Short problem: Copy out the listing below word for word, keeping every line as it is.

Records for this task:
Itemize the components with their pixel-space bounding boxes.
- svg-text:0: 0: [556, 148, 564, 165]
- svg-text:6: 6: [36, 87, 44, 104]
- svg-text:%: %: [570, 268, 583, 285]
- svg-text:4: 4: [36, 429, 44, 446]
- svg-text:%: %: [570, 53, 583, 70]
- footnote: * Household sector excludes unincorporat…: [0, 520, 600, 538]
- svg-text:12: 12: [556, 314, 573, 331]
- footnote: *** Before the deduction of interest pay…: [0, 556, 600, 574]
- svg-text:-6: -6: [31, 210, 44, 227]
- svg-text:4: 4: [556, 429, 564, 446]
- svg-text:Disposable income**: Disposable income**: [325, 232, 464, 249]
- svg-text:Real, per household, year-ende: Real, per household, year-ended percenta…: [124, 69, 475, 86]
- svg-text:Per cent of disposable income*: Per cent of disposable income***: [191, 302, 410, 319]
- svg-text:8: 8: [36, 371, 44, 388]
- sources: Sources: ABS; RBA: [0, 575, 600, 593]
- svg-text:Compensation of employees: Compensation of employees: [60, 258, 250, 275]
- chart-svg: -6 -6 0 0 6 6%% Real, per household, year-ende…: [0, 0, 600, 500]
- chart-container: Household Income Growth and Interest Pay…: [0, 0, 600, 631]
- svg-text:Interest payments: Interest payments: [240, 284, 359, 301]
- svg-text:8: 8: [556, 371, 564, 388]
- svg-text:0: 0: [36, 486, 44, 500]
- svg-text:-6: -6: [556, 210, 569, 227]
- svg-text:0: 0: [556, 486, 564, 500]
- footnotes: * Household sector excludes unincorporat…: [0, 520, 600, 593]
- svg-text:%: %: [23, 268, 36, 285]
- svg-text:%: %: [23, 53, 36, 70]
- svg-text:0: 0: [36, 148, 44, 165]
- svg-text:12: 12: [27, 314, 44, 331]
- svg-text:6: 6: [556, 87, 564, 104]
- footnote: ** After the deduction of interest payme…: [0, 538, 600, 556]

Task solution:
Itemize the components with their pixel-space bounding boxes.
- svg-text:0: 0: [556, 148, 564, 165]
- svg-text:6: 6: [36, 87, 44, 104]
- svg-text:%: %: [570, 268, 583, 285]
- svg-text:4: 4: [36, 429, 44, 446]
- svg-text:%: %: [570, 53, 583, 70]
- footnote: * Household sector excludes unincorporat…: [0, 520, 600, 538]
- svg-text:12: 12: [556, 314, 573, 331]
- footnote: *** Before the deduction of interest pay…: [0, 556, 600, 574]
- svg-text:-6: -6: [31, 210, 44, 227]
- svg-text:4: 4: [556, 429, 564, 446]
- svg-text:Disposable income**: Disposable income**: [325, 232, 464, 249]
- svg-text:Real, per household, year-ende: Real, per household, year-ended percenta…: [124, 69, 475, 86]
- svg-text:Per cent of disposable income*: Per cent of disposable income***: [191, 302, 410, 319]
- svg-text:8: 8: [36, 371, 44, 388]
- sources: Sources: ABS; RBA: [0, 575, 600, 593]
- svg-text:Compensation of employees: Compensation of employees: [60, 258, 250, 275]
- chart-svg: -6 -6 0 0 6 6%% Real, per household, year-ende…: [0, 0, 600, 500]
- chart-container: Household Income Growth and Interest Pay…: [0, 0, 600, 631]
- svg-text:Interest payments: Interest payments: [240, 284, 359, 301]
- svg-text:8: 8: [556, 371, 564, 388]
- svg-text:0: 0: [36, 486, 44, 500]
- svg-text:-6: -6: [556, 210, 569, 227]
- svg-text:0: 0: [556, 486, 564, 500]
- footnotes: * Household sector excludes unincorporat…: [0, 520, 600, 593]
- svg-text:%: %: [23, 268, 36, 285]
- svg-text:%: %: [23, 53, 36, 70]
- svg-text:0: 0: [36, 148, 44, 165]
- svg-text:12: 12: [27, 314, 44, 331]
- svg-text:6: 6: [556, 87, 564, 104]
- footnote: ** After the deduction of interest payme…: [0, 538, 600, 556]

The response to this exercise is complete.